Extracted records
— Begin —

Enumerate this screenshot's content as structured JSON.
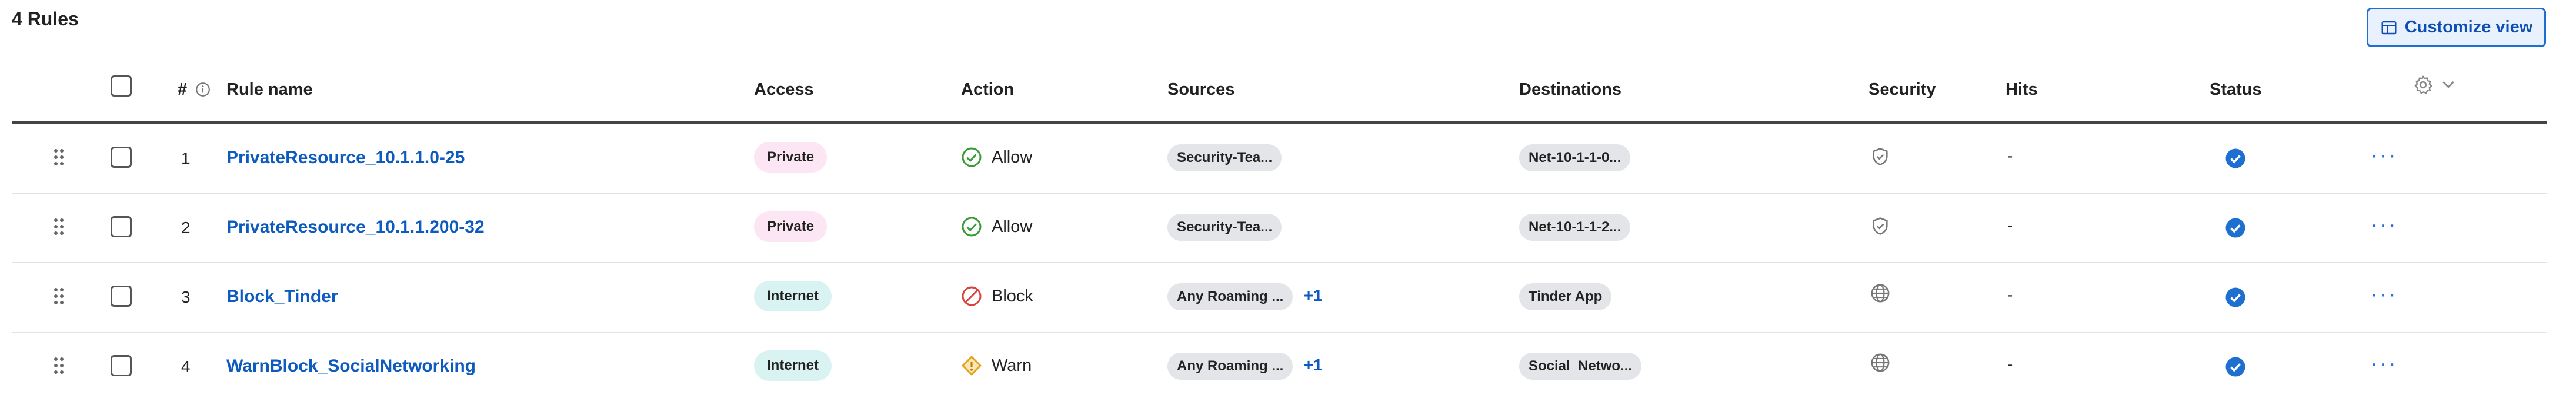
{
  "header": {
    "count_title": "4 Rules",
    "customize_label": "Customize view"
  },
  "columns": {
    "num": "#",
    "rule_name": "Rule name",
    "access": "Access",
    "action": "Action",
    "sources": "Sources",
    "destinations": "Destinations",
    "security": "Security",
    "hits": "Hits",
    "status": "Status"
  },
  "rows": [
    {
      "num": "1",
      "name": "PrivateResource_10.1.1.0-25",
      "access": "Private",
      "access_type": "private",
      "action": "Allow",
      "action_icon": "check-circle-icon",
      "source": "Security-Tea...",
      "source_more": "",
      "destination": "Net-10-1-1-0...",
      "security_icon": "shield-check-icon",
      "hits": "-",
      "status_icon": "check-circle-filled-icon"
    },
    {
      "num": "2",
      "name": "PrivateResource_10.1.1.200-32",
      "access": "Private",
      "access_type": "private",
      "action": "Allow",
      "action_icon": "check-circle-icon",
      "source": "Security-Tea...",
      "source_more": "",
      "destination": "Net-10-1-1-2...",
      "security_icon": "shield-check-icon",
      "hits": "-",
      "status_icon": "check-circle-filled-icon"
    },
    {
      "num": "3",
      "name": "Block_Tinder",
      "access": "Internet",
      "access_type": "internet",
      "action": "Block",
      "action_icon": "block-icon",
      "source": "Any Roaming ...",
      "source_more": "+1",
      "destination": "Tinder App",
      "security_icon": "globe-icon",
      "hits": "-",
      "status_icon": "check-circle-filled-icon"
    },
    {
      "num": "4",
      "name": "WarnBlock_SocialNetworking",
      "access": "Internet",
      "access_type": "internet",
      "action": "Warn",
      "action_icon": "warning-diamond-icon",
      "source": "Any Roaming ...",
      "source_more": "+1",
      "destination": "Social_Netwo...",
      "security_icon": "globe-icon",
      "hits": "-",
      "status_icon": "check-circle-filled-icon"
    }
  ],
  "colors": {
    "accent": "#0d5bbf",
    "allow": "#3a9b3a",
    "block": "#d9423a",
    "warn": "#e3a21a",
    "status": "#1f6fd1"
  }
}
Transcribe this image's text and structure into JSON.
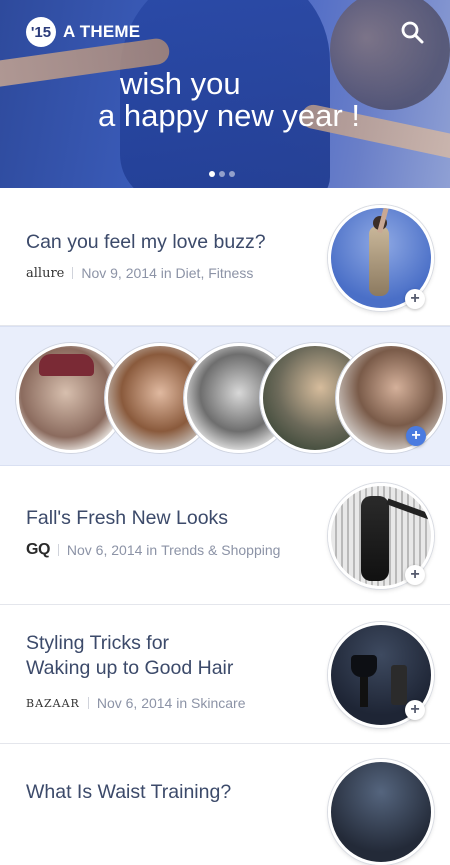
{
  "header": {
    "logo_badge": "'15",
    "logo_text": "A THEME",
    "search_icon": "search-icon"
  },
  "hero": {
    "line1": "wish you",
    "line2": "a happy new year !",
    "slides": 3,
    "active_slide": 1
  },
  "articles": [
    {
      "title_lines": [
        "Can you feel my love buzz?"
      ],
      "publisher": "allure",
      "date": "Nov 9, 2014",
      "in_label": "in",
      "category": "Diet, Fitness"
    },
    {
      "title_lines": [
        "Fall's Fresh New Looks"
      ],
      "publisher": "GQ",
      "date": "Nov 6, 2014",
      "in_label": "in",
      "category": "Trends & Shopping"
    },
    {
      "title_lines": [
        "Styling Tricks for",
        "Waking up to Good Hair"
      ],
      "publisher": "BAZAAR",
      "date": "Nov 6, 2014",
      "in_label": "in",
      "category": "Skincare"
    },
    {
      "title_lines": [
        "What Is Waist Training?"
      ]
    }
  ],
  "plus_label": "+",
  "colors": {
    "title": "#3c4a6a",
    "meta": "#8c93a6",
    "strip_bg": "#e9eefb",
    "accent_plus": "#4a7be0"
  }
}
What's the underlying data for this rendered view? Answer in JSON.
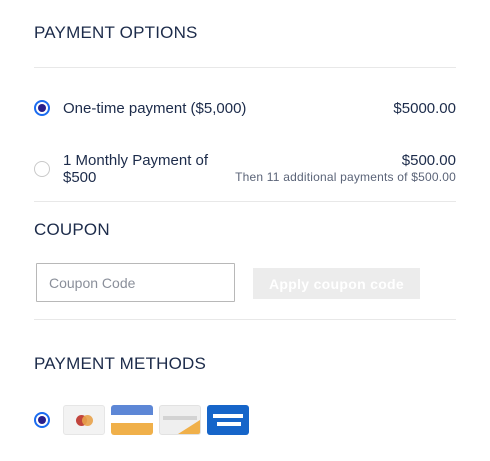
{
  "payment_options": {
    "title": "PAYMENT OPTIONS",
    "options": [
      {
        "label": "One-time payment ($5,000)",
        "price": "$5000.00",
        "note": "",
        "selected": true
      },
      {
        "label": "1 Monthly Payment of $500",
        "price": "$500.00",
        "note": "Then 11 additional payments of $500.00",
        "selected": false
      }
    ]
  },
  "coupon": {
    "title": "COUPON",
    "placeholder": "Coupon Code",
    "value": "",
    "apply_label": "Apply coupon code"
  },
  "payment_methods": {
    "title": "PAYMENT METHODS",
    "selected": true,
    "cards": [
      {
        "icon": "mastercard-icon"
      },
      {
        "icon": "visa-card-icon"
      },
      {
        "icon": "amex-card-icon"
      },
      {
        "icon": "bank-card-icon"
      }
    ]
  },
  "colors": {
    "accent": "#1a6bf0",
    "radio_dot": "#2a1f8a",
    "text": "#1c2b4a",
    "disabled_button": "#ececec"
  }
}
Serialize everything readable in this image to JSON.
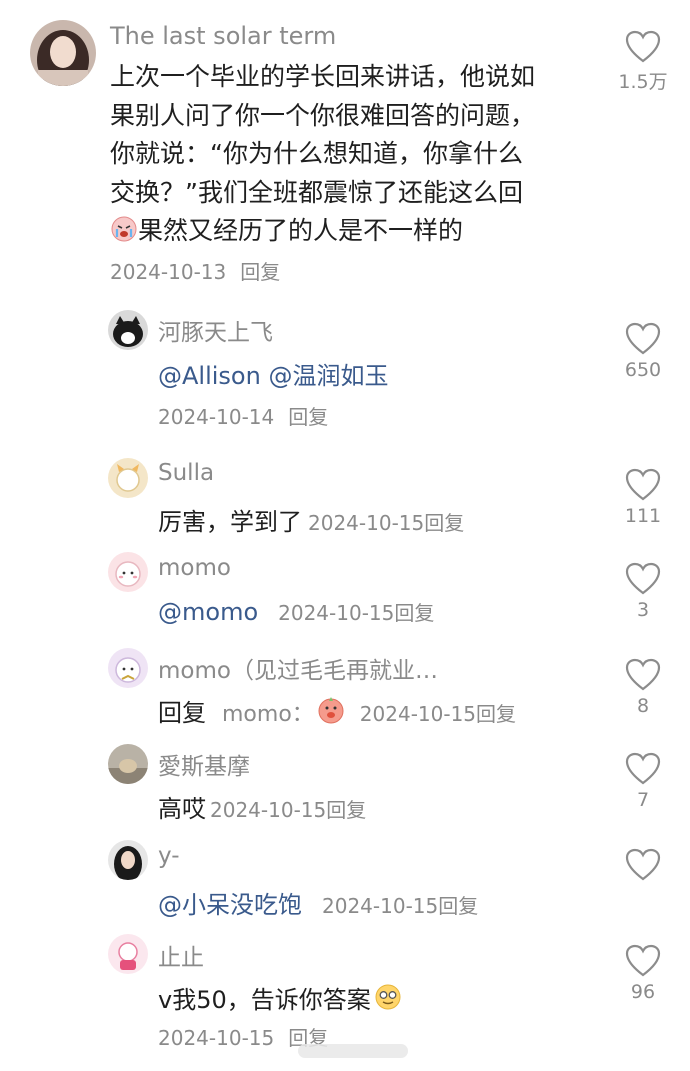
{
  "main_comment": {
    "username": "The last solar term",
    "text_lines": [
      "上次一个毕业的学长回来讲话，他说如",
      "果别人问了你一个你很难回答的问题，",
      "你就说：“你为什么想知道，你拿什么",
      "交换？”我们全班都震惊了还能这么回",
      "果然又经历了的人是不一样的"
    ],
    "date": "2024-10-13",
    "reply_label": "回复",
    "likes": "1.5万"
  },
  "replies": [
    {
      "username": "河豚天上飞",
      "text": "@Allison  @温润如玉",
      "date": "2024-10-14",
      "reply_label": "回复",
      "likes": "650"
    },
    {
      "username": "Sulla",
      "text": "厉害，学到了",
      "date": "2024-10-15",
      "reply_label": "回复",
      "likes": "111"
    },
    {
      "username": "momo",
      "text": "@momo",
      "date": "2024-10-15",
      "reply_label": "回复",
      "likes": "3"
    },
    {
      "username": "momo（见过毛毛再就业…",
      "text": "回复",
      "reply_target": "momo：",
      "date": "2024-10-15",
      "reply_label": "回复",
      "likes": "8"
    },
    {
      "username": "愛斯基摩",
      "text": "高哎",
      "date": "2024-10-15",
      "reply_label": "回复",
      "likes": "7"
    },
    {
      "username": "y-",
      "text": "@小呆没吃饱",
      "date": "2024-10-15",
      "reply_label": "回复",
      "likes": ""
    },
    {
      "username": "止止",
      "text": "v我50，告诉你答案",
      "date": "2024-10-15",
      "reply_label": "回复",
      "likes": "96"
    }
  ],
  "icons": {
    "like": "heart-outline-icon",
    "emoji_crying": "crying-face-emoji",
    "emoji_pig": "pig-face-emoji",
    "emoji_glasses": "glasses-face-emoji"
  }
}
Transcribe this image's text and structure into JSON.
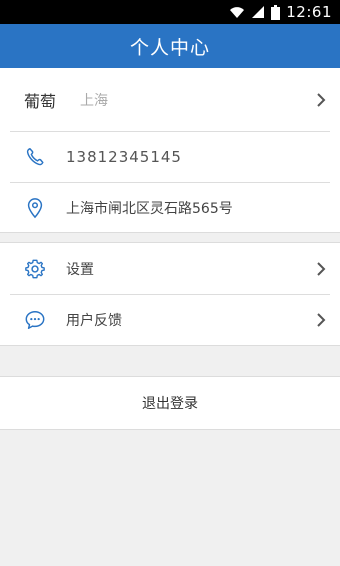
{
  "status_bar": {
    "time": "12:61"
  },
  "header": {
    "title": "个人中心"
  },
  "profile": {
    "name": "葡萄",
    "city": "上海",
    "phone": "13812345145",
    "address": "上海市闸北区灵石路565号"
  },
  "menu": {
    "items": [
      {
        "label": "设置",
        "icon": "gear-icon"
      },
      {
        "label": "用户反馈",
        "icon": "chat-bubble-icon"
      }
    ]
  },
  "logout": {
    "label": "退出登录"
  },
  "colors": {
    "accent": "#2a74c4",
    "icon": "#2a74c4",
    "background": "#f0f0f0"
  }
}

— End —

→ **Problem to solve**
Retype the entries word for word. Omit any images.

→ **Output of the task**
Enumerate this screenshot's content as structured JSON.
{
  "header": {
    "count_title": "4 Rules",
    "customize_label": "Customize view"
  },
  "columns": {
    "num": "#",
    "rule_name": "Rule name",
    "access": "Access",
    "action": "Action",
    "sources": "Sources",
    "destinations": "Destinations",
    "security": "Security",
    "hits": "Hits",
    "status": "Status"
  },
  "rows": [
    {
      "num": "1",
      "name": "PrivateResource_10.1.1.0-25",
      "access": "Private",
      "access_type": "private",
      "action": "Allow",
      "action_icon": "check-circle-icon",
      "source": "Security-Tea...",
      "source_more": "",
      "destination": "Net-10-1-1-0...",
      "security_icon": "shield-check-icon",
      "hits": "-",
      "status_icon": "check-circle-filled-icon"
    },
    {
      "num": "2",
      "name": "PrivateResource_10.1.1.200-32",
      "access": "Private",
      "access_type": "private",
      "action": "Allow",
      "action_icon": "check-circle-icon",
      "source": "Security-Tea...",
      "source_more": "",
      "destination": "Net-10-1-1-2...",
      "security_icon": "shield-check-icon",
      "hits": "-",
      "status_icon": "check-circle-filled-icon"
    },
    {
      "num": "3",
      "name": "Block_Tinder",
      "access": "Internet",
      "access_type": "internet",
      "action": "Block",
      "action_icon": "block-icon",
      "source": "Any Roaming ...",
      "source_more": "+1",
      "destination": "Tinder App",
      "security_icon": "globe-icon",
      "hits": "-",
      "status_icon": "check-circle-filled-icon"
    },
    {
      "num": "4",
      "name": "WarnBlock_SocialNetworking",
      "access": "Internet",
      "access_type": "internet",
      "action": "Warn",
      "action_icon": "warning-diamond-icon",
      "source": "Any Roaming ...",
      "source_more": "+1",
      "destination": "Social_Netwo...",
      "security_icon": "globe-icon",
      "hits": "-",
      "status_icon": "check-circle-filled-icon"
    }
  ],
  "colors": {
    "accent": "#0d5bbf",
    "allow": "#3a9b3a",
    "block": "#d9423a",
    "warn": "#e3a21a",
    "status": "#1f6fd1"
  }
}
Transcribe this image's text and structure into JSON.
{
  "header": {
    "logo_badge": "'15",
    "logo_text": "A THEME",
    "search_icon": "search-icon"
  },
  "hero": {
    "line1": "wish you",
    "line2": "a happy new year !",
    "slides": 3,
    "active_slide": 1
  },
  "articles": [
    {
      "title_lines": [
        "Can you feel my love buzz?"
      ],
      "publisher": "allure",
      "date": "Nov 9, 2014",
      "in_label": "in",
      "category": "Diet, Fitness"
    },
    {
      "title_lines": [
        "Fall's Fresh New Looks"
      ],
      "publisher": "GQ",
      "date": "Nov 6, 2014",
      "in_label": "in",
      "category": "Trends & Shopping"
    },
    {
      "title_lines": [
        "Styling Tricks for",
        "Waking up to Good Hair"
      ],
      "publisher": "BAZAAR",
      "date": "Nov 6, 2014",
      "in_label": "in",
      "category": "Skincare"
    },
    {
      "title_lines": [
        "What Is Waist Training?"
      ]
    }
  ],
  "plus_label": "+",
  "colors": {
    "title": "#3c4a6a",
    "meta": "#8c93a6",
    "strip_bg": "#e9eefb",
    "accent_plus": "#4a7be0"
  }
}
What's the underlying data for this rendered view? Answer in JSON.
{
  "payment_options": {
    "title": "PAYMENT OPTIONS",
    "options": [
      {
        "label": "One-time payment ($5,000)",
        "price": "$5000.00",
        "note": "",
        "selected": true
      },
      {
        "label": "1 Monthly Payment of $500",
        "price": "$500.00",
        "note": "Then 11 additional payments of $500.00",
        "selected": false
      }
    ]
  },
  "coupon": {
    "title": "COUPON",
    "placeholder": "Coupon Code",
    "value": "",
    "apply_label": "Apply coupon code"
  },
  "payment_methods": {
    "title": "PAYMENT METHODS",
    "selected": true,
    "cards": [
      {
        "icon": "mastercard-icon"
      },
      {
        "icon": "visa-card-icon"
      },
      {
        "icon": "amex-card-icon"
      },
      {
        "icon": "bank-card-icon"
      }
    ]
  },
  "colors": {
    "accent": "#1a6bf0",
    "radio_dot": "#2a1f8a",
    "text": "#1c2b4a",
    "disabled_button": "#ececec"
  }
}
Serialize everything readable in this image to JSON.
{
  "main_comment": {
    "username": "The last solar term",
    "text_lines": [
      "上次一个毕业的学长回来讲话，他说如",
      "果别人问了你一个你很难回答的问题，",
      "你就说：“你为什么想知道，你拿什么",
      "交换？”我们全班都震惊了还能这么回",
      "果然又经历了的人是不一样的"
    ],
    "date": "2024-10-13",
    "reply_label": "回复",
    "likes": "1.5万"
  },
  "replies": [
    {
      "username": "河豚天上飞",
      "text": "@Allison  @温润如玉",
      "date": "2024-10-14",
      "reply_label": "回复",
      "likes": "650"
    },
    {
      "username": "Sulla",
      "text": "厉害，学到了",
      "date": "2024-10-15",
      "reply_label": "回复",
      "likes": "111"
    },
    {
      "username": "momo",
      "text": "@momo",
      "date": "2024-10-15",
      "reply_label": "回复",
      "likes": "3"
    },
    {
      "username": "momo（见过毛毛再就业…",
      "text": "回复",
      "reply_target": "momo：",
      "date": "2024-10-15",
      "reply_label": "回复",
      "likes": "8"
    },
    {
      "username": "愛斯基摩",
      "text": "高哎",
      "date": "2024-10-15",
      "reply_label": "回复",
      "likes": "7"
    },
    {
      "username": "y-",
      "text": "@小呆没吃饱",
      "date": "2024-10-15",
      "reply_label": "回复",
      "likes": ""
    },
    {
      "username": "止止",
      "text": "v我50，告诉你答案",
      "date": "2024-10-15",
      "reply_label": "回复",
      "likes": "96"
    }
  ],
  "icons": {
    "like": "heart-outline-icon",
    "emoji_crying": "crying-face-emoji",
    "emoji_pig": "pig-face-emoji",
    "emoji_glasses": "glasses-face-emoji"
  }
}
Transcribe this image's text and structure into JSON.
{
  "status_bar": {
    "time": "12:61"
  },
  "header": {
    "title": "个人中心"
  },
  "profile": {
    "name": "葡萄",
    "city": "上海",
    "phone": "13812345145",
    "address": "上海市闸北区灵石路565号"
  },
  "menu": {
    "items": [
      {
        "label": "设置",
        "icon": "gear-icon"
      },
      {
        "label": "用户反馈",
        "icon": "chat-bubble-icon"
      }
    ]
  },
  "logout": {
    "label": "退出登录"
  },
  "colors": {
    "accent": "#2a74c4",
    "icon": "#2a74c4",
    "background": "#f0f0f0"
  }
}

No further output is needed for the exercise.